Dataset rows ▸
────

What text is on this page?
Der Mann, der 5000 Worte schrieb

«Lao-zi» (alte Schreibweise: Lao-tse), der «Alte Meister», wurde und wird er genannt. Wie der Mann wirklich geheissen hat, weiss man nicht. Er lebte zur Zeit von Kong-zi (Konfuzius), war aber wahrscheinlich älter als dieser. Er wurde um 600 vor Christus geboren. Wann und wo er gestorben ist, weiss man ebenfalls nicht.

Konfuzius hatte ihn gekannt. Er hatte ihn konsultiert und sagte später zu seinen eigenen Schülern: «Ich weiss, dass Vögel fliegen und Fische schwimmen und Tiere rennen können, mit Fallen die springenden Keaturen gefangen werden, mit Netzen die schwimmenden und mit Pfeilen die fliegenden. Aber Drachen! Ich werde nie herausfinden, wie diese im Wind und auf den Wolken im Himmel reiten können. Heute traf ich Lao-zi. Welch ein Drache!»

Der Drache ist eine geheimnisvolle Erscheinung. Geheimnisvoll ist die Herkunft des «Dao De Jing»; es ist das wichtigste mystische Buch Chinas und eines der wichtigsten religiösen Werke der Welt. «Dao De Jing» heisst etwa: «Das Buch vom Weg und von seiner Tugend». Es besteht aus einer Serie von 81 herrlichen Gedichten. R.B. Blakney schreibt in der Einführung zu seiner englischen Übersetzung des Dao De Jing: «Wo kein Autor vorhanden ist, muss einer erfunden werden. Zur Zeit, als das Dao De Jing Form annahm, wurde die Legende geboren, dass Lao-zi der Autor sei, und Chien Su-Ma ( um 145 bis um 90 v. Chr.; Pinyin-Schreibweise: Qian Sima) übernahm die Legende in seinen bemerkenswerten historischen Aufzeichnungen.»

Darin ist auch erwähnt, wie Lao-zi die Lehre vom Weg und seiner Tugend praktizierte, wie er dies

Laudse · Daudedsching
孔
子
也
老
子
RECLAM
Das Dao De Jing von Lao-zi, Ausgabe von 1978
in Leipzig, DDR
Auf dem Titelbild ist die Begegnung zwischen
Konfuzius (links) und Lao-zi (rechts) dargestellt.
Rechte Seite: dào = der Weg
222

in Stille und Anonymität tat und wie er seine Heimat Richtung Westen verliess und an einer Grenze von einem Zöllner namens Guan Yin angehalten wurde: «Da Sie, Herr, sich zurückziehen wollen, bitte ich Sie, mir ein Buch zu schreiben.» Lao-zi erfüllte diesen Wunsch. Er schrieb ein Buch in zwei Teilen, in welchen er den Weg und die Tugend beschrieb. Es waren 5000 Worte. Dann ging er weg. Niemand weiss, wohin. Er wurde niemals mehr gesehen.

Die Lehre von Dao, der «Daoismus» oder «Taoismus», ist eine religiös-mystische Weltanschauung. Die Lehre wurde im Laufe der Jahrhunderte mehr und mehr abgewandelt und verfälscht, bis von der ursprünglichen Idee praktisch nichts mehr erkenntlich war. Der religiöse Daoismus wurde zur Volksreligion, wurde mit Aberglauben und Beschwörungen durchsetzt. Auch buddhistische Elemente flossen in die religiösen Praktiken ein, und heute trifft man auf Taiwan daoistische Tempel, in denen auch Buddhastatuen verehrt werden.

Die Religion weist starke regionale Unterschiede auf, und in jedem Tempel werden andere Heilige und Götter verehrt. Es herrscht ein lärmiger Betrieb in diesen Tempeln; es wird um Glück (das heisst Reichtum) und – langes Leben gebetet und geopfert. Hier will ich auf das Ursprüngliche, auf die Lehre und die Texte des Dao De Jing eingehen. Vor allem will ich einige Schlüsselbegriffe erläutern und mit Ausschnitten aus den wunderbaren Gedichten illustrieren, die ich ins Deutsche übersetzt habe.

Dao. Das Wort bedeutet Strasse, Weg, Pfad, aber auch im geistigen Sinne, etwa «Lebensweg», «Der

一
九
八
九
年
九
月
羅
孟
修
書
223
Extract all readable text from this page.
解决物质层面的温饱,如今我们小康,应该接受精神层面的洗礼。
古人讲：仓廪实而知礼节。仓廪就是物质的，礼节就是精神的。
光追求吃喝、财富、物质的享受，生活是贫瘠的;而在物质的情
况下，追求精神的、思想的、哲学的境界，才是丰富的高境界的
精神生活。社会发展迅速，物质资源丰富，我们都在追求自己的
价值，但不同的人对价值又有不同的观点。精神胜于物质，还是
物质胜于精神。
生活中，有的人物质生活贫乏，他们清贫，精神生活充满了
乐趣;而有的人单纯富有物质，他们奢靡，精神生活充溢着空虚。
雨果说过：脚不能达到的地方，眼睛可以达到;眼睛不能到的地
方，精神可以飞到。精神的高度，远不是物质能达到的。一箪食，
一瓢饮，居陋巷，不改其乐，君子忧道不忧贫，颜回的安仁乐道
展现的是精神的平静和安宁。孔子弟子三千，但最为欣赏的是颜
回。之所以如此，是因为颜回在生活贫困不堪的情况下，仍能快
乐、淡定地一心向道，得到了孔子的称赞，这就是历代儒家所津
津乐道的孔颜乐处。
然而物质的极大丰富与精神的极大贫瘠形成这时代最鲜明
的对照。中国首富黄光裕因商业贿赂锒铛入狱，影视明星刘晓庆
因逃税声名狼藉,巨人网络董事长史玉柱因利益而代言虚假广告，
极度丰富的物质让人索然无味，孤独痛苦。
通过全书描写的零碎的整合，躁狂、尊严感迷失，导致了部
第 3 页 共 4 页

────

Directions for this task ▸ From the listing, tally every line with the word "wurde" in it and give only the tally.

Completed exercise ▸ 4